■ Set exercise
Write out the listing beneath this instruction in its entirety, exactly as it reads.

■ Data records
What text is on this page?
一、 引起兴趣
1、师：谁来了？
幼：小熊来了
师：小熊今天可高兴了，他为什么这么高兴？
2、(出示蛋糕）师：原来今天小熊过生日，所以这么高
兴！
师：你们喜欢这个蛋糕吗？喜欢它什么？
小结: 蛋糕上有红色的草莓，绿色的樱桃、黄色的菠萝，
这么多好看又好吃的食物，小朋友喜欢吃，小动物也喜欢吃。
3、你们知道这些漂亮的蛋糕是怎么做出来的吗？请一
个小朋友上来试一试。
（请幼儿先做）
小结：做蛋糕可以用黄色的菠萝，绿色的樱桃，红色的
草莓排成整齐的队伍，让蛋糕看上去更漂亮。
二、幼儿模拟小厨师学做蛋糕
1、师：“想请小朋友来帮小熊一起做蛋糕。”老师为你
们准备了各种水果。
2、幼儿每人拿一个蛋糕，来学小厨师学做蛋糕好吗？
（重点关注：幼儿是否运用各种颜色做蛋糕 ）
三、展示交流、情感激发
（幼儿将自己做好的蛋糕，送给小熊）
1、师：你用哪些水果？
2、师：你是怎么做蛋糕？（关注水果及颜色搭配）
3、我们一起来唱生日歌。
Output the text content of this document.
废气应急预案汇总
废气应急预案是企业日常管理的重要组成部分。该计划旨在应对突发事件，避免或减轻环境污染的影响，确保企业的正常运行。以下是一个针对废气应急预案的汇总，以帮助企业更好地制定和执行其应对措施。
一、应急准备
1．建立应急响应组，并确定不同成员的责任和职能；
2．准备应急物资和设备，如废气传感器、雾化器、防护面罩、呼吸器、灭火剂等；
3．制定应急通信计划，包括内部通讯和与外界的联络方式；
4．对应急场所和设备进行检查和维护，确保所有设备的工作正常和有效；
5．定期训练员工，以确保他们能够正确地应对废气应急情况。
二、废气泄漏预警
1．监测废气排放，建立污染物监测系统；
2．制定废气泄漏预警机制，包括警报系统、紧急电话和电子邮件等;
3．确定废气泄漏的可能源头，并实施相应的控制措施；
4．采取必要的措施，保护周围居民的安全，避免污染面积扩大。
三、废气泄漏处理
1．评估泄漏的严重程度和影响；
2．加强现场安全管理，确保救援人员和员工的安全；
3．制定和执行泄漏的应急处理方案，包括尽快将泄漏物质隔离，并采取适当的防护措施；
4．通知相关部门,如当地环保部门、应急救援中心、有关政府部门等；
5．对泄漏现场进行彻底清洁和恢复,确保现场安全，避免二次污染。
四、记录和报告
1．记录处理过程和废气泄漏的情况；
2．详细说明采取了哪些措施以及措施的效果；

■ Full output
What text is on this page?
一、 引起兴趣
1、师：谁来了？
幼：小熊来了
师：小熊今天可高兴了，他为什么这么高兴？
2、(出示蛋糕）师：原来今天小熊过生日，所以这么高
兴！
师：你们喜欢这个蛋糕吗？喜欢它什么？
小结: 蛋糕上有红色的草莓，绿色的樱桃、黄色的菠萝，
这么多好看又好吃的食物，小朋友喜欢吃，小动物也喜欢吃。
3、你们知道这些漂亮的蛋糕是怎么做出来的吗？请一
个小朋友上来试一试。
（请幼儿先做）
小结：做蛋糕可以用黄色的菠萝，绿色的樱桃，红色的
草莓排成整齐的队伍，让蛋糕看上去更漂亮。
二、幼儿模拟小厨师学做蛋糕
1、师：“想请小朋友来帮小熊一起做蛋糕。”老师为你
们准备了各种水果。
2、幼儿每人拿一个蛋糕，来学小厨师学做蛋糕好吗？
（重点关注：幼儿是否运用各种颜色做蛋糕 ）
三、展示交流、情感激发
（幼儿将自己做好的蛋糕，送给小熊）
1、师：你用哪些水果？
2、师：你是怎么做蛋糕？（关注水果及颜色搭配）
3、我们一起来唱生日歌。
Output the text content of this document.
废气应急预案汇总
废气应急预案是企业日常管理的重要组成部分。该计划旨在应对突发事件，避免或减轻环境污染的影响，确保企业的正常运行。以下是一个针对废气应急预案的汇总，以帮助企业更好地制定和执行其应对措施。
一、应急准备
1．建立应急响应组，并确定不同成员的责任和职能；
2．准备应急物资和设备，如废气传感器、雾化器、防护面罩、呼吸器、灭火剂等；
3．制定应急通信计划，包括内部通讯和与外界的联络方式；
4．对应急场所和设备进行检查和维护，确保所有设备的工作正常和有效；
5．定期训练员工，以确保他们能够正确地应对废气应急情况。
二、废气泄漏预警
1．监测废气排放，建立污染物监测系统；
2．制定废气泄漏预警机制，包括警报系统、紧急电话和电子邮件等;
3．确定废气泄漏的可能源头，并实施相应的控制措施；
4．采取必要的措施，保护周围居民的安全，避免污染面积扩大。
三、废气泄漏处理
1．评估泄漏的严重程度和影响；
2．加强现场安全管理，确保救援人员和员工的安全；
3．制定和执行泄漏的应急处理方案，包括尽快将泄漏物质隔离，并采取适当的防护措施；
4．通知相关部门,如当地环保部门、应急救援中心、有关政府部门等；
5．对泄漏现场进行彻底清洁和恢复,确保现场安全，避免二次污染。
四、记录和报告
1．记录处理过程和废气泄漏的情况；
2．详细说明采取了哪些措施以及措施的效果；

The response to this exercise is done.